BRIEF: Report the count of lines where the string "зорилго" appears, and nothing else.

Stored items
((

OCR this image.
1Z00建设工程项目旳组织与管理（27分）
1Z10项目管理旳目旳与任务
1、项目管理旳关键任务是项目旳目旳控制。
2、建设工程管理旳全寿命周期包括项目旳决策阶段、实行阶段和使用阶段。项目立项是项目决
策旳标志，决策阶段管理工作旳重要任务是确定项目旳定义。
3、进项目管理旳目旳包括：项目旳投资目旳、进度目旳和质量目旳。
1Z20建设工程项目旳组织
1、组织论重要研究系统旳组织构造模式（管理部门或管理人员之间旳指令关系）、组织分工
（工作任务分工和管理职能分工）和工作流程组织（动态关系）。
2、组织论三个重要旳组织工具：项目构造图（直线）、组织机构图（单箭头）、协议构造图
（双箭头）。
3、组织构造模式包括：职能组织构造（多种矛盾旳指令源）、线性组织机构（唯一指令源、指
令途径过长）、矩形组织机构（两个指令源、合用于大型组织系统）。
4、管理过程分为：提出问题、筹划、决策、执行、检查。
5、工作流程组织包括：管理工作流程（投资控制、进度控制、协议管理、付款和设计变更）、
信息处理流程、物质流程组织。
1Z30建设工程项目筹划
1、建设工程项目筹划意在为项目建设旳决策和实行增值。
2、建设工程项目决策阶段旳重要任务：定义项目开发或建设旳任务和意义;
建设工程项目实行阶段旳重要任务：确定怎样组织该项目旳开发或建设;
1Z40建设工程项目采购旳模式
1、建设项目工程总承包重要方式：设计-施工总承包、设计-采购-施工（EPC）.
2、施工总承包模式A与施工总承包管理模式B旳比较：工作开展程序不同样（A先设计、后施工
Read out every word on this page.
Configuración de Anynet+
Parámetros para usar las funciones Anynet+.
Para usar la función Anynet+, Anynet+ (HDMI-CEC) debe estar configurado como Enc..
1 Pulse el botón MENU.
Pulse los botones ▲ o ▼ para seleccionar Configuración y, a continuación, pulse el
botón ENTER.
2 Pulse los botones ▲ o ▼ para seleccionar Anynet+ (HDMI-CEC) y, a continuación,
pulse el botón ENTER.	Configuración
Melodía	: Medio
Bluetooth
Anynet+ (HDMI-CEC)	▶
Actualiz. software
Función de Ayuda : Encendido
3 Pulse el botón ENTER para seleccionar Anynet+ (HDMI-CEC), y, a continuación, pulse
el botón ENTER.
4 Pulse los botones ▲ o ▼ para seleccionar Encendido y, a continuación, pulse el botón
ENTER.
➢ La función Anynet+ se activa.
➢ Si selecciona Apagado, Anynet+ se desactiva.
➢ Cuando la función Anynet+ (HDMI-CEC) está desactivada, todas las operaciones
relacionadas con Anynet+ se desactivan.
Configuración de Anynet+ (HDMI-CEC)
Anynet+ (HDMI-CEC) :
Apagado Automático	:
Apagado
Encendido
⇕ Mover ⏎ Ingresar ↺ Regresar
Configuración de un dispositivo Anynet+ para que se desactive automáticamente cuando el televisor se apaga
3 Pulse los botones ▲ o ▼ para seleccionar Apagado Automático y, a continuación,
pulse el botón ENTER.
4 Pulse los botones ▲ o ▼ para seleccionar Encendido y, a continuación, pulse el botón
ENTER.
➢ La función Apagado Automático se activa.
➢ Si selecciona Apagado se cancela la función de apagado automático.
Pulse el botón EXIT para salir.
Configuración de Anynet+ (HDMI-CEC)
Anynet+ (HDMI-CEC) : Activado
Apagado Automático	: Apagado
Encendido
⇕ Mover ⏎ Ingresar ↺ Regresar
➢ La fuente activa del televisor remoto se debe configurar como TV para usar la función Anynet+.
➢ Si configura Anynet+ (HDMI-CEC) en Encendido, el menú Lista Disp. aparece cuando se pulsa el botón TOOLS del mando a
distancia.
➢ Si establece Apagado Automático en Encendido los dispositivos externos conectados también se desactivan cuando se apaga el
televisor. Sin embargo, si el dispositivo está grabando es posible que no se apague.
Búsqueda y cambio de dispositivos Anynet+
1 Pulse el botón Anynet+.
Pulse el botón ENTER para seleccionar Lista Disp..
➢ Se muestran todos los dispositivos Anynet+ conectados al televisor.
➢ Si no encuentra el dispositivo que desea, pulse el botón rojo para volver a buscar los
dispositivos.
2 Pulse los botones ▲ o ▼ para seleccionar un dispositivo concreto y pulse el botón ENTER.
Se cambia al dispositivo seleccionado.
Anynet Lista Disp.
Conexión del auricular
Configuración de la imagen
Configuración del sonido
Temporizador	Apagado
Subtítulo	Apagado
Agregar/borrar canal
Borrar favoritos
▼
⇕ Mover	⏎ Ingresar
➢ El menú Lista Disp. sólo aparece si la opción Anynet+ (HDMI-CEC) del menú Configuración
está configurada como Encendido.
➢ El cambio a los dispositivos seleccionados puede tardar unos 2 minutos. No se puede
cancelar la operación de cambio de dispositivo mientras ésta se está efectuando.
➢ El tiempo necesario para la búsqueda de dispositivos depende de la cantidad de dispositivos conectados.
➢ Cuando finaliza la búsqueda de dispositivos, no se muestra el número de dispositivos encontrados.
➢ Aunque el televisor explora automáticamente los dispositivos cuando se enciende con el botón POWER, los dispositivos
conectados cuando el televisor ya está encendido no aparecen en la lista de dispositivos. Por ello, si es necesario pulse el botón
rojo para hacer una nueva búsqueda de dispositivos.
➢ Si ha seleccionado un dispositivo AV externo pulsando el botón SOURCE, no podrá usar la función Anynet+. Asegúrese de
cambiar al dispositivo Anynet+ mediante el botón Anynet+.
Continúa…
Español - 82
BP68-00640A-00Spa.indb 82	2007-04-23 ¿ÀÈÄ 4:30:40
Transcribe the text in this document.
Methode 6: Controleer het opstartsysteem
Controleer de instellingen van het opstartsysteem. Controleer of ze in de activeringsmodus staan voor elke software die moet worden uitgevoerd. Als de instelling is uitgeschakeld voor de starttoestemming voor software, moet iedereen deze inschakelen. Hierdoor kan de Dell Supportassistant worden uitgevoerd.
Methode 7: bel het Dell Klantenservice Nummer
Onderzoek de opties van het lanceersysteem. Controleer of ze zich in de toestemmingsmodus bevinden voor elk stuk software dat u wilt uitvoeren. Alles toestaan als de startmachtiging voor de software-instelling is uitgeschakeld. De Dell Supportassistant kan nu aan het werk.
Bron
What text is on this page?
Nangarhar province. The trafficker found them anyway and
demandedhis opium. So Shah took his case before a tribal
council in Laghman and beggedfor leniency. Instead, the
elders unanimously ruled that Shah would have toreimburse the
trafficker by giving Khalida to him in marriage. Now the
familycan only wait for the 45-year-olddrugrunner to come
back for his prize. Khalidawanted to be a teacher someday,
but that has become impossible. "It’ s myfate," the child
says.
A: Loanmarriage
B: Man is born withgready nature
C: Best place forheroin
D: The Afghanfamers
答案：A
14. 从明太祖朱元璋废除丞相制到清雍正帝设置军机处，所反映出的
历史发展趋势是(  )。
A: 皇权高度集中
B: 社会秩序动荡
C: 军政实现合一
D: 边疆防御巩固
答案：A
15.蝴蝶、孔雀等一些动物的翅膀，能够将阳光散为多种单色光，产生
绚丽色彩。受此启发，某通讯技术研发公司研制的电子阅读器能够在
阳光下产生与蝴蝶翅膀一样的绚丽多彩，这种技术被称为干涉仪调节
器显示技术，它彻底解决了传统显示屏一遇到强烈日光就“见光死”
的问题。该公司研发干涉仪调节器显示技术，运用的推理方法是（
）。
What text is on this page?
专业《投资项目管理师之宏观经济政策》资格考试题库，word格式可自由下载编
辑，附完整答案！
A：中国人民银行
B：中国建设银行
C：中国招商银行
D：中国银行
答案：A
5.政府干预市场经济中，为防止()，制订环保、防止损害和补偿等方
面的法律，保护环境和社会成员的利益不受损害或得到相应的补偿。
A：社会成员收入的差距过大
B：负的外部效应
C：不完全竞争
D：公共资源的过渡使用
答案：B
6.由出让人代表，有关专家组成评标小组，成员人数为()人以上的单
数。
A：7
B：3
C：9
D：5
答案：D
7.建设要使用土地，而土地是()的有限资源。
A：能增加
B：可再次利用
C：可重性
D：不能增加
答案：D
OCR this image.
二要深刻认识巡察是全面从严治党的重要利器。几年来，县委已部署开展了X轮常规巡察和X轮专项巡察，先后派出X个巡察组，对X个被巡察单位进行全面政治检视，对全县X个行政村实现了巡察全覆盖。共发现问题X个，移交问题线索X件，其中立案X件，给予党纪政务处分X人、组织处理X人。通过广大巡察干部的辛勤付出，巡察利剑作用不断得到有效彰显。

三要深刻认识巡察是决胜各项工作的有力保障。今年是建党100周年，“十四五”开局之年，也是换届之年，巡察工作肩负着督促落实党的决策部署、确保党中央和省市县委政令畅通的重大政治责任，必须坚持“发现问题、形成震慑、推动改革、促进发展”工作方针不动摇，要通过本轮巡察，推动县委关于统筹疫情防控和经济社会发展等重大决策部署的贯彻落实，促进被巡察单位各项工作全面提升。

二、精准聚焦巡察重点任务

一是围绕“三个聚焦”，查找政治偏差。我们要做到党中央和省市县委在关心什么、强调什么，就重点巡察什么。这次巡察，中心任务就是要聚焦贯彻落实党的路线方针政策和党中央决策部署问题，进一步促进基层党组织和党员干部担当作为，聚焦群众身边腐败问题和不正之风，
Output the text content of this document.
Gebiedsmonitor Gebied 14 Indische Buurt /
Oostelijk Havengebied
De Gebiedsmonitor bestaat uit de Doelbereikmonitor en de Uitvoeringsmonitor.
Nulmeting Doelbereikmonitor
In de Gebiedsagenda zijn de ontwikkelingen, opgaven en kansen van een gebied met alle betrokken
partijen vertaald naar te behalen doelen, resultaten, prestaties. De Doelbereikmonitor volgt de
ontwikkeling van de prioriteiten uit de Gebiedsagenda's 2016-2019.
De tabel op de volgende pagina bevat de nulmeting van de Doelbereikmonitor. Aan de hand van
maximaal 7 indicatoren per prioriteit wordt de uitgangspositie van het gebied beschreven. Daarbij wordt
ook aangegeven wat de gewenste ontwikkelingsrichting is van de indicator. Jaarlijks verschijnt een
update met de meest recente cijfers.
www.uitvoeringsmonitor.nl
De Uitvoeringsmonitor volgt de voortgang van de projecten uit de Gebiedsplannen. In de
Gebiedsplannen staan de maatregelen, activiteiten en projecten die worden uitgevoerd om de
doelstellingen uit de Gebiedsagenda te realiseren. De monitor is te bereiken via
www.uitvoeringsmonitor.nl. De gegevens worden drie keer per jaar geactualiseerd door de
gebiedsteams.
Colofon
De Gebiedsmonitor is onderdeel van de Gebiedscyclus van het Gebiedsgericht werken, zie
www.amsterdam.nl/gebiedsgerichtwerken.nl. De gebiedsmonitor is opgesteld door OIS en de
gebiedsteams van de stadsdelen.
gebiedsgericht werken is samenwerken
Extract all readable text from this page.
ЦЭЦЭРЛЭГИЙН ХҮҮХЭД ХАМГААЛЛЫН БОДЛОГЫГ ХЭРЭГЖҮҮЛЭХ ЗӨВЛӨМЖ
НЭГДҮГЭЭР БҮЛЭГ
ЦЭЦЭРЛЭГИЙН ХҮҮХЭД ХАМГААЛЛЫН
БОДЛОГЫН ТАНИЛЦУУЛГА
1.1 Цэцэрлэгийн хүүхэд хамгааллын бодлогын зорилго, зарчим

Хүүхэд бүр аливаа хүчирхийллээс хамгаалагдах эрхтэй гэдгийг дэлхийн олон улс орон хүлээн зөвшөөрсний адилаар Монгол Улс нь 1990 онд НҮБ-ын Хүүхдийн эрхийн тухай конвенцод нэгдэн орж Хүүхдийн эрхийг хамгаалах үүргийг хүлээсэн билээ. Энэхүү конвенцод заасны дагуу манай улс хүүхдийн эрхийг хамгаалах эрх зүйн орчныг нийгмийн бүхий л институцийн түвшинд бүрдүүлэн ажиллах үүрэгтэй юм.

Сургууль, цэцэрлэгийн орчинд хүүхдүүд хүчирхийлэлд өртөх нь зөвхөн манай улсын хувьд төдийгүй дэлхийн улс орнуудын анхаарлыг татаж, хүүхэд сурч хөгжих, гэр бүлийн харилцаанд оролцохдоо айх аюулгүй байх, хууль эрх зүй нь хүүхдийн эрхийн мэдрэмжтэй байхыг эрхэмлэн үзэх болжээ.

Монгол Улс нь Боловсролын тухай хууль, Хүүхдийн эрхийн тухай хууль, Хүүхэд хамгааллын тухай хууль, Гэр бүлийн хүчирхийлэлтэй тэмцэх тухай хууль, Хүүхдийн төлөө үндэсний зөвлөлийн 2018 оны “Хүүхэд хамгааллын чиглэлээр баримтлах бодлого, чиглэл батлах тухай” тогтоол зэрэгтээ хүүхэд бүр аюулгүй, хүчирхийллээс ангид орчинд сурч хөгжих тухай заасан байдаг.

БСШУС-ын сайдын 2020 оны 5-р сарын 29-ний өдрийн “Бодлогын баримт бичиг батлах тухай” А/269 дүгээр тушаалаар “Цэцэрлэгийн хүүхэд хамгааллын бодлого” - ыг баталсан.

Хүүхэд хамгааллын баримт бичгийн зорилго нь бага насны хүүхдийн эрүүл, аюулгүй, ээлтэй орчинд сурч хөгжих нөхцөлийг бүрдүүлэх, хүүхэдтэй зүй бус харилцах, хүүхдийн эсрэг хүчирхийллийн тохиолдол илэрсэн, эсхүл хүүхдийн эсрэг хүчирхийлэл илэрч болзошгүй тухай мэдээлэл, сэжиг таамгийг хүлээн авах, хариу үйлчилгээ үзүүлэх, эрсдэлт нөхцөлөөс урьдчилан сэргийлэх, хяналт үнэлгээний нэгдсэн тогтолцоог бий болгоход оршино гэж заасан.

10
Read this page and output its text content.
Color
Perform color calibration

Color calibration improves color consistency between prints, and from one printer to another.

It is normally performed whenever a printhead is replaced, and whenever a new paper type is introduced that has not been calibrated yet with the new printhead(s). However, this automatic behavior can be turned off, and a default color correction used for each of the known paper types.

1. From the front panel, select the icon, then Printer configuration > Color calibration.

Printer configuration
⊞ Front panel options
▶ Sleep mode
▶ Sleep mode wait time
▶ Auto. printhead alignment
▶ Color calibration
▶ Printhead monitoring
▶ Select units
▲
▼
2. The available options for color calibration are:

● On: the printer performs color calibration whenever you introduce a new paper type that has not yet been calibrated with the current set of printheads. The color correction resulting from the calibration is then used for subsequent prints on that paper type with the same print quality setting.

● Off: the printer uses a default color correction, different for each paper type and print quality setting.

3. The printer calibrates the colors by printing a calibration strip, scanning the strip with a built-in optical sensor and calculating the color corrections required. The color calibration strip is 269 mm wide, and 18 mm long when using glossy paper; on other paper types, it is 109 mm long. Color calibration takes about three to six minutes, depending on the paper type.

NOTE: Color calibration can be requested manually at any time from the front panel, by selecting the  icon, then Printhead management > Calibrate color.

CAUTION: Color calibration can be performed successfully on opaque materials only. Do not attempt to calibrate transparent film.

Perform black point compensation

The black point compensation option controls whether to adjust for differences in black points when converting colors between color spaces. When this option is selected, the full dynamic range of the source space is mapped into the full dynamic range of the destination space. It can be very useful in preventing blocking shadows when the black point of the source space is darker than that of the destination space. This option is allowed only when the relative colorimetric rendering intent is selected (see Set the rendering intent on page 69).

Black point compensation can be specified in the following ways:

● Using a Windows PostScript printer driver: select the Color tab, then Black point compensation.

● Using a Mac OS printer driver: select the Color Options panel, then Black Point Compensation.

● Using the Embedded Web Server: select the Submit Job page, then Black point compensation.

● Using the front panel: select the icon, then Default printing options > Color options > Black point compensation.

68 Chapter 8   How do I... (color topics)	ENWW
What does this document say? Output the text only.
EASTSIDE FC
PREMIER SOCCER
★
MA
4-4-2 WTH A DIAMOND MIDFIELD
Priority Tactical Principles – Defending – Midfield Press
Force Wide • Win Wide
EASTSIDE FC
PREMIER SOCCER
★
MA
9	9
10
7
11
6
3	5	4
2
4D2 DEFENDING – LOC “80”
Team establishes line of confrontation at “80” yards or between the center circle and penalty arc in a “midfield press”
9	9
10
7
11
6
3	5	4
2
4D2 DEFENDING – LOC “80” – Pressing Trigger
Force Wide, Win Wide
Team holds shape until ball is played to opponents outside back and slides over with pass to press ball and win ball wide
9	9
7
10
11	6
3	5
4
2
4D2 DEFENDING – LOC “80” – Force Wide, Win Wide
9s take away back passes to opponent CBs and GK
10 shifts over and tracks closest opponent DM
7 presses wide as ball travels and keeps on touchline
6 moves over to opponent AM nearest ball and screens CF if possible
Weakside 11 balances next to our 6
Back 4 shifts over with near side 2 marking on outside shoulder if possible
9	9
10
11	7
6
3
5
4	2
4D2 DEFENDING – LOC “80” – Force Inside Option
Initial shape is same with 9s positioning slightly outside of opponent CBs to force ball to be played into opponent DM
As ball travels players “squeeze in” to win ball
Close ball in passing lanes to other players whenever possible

))

IN RESPONSE: 2